**Problem requirements**
Each line that follows should be printed again exactly as it stands.
***
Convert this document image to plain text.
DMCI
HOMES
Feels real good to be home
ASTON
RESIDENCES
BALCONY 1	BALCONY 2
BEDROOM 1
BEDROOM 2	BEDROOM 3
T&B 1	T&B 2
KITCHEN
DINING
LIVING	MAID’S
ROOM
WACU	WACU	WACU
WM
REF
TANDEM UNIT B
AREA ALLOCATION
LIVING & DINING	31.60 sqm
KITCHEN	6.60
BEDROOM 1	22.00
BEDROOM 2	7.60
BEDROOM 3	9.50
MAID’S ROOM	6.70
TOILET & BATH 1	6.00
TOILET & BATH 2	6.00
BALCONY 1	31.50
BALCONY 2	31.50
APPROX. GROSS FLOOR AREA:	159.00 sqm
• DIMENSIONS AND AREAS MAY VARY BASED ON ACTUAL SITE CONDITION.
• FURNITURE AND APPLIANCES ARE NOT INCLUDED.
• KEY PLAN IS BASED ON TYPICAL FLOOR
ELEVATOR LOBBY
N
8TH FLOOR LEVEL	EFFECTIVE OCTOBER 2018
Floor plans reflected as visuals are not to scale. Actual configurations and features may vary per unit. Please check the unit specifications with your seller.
***
**Written response**
Convert this document image to plain text.
DMCI
HOMES
Feels real good to be home
ASTON
RESIDENCES
BALCONY 1	BALCONY 2
BEDROOM 1
BEDROOM 2	BEDROOM 3
T&B 1	T&B 2
KITCHEN
DINING
LIVING	MAID’S
ROOM
WACU	WACU	WACU
WM
REF
TANDEM UNIT B
AREA ALLOCATION
LIVING & DINING	31.60 sqm
KITCHEN	6.60
BEDROOM 1	22.00
BEDROOM 2	7.60
BEDROOM 3	9.50
MAID’S ROOM	6.70
TOILET & BATH 1	6.00
TOILET & BATH 2	6.00
BALCONY 1	31.50
BALCONY 2	31.50
APPROX. GROSS FLOOR AREA:	159.00 sqm
• DIMENSIONS AND AREAS MAY VARY BASED ON ACTUAL SITE CONDITION.
• FURNITURE AND APPLIANCES ARE NOT INCLUDED.
• KEY PLAN IS BASED ON TYPICAL FLOOR
ELEVATOR LOBBY
N
8TH FLOOR LEVEL	EFFECTIVE OCTOBER 2018
Floor plans reflected as visuals are not to scale. Actual configurations and features may vary per unit. Please check the unit specifications with your seller.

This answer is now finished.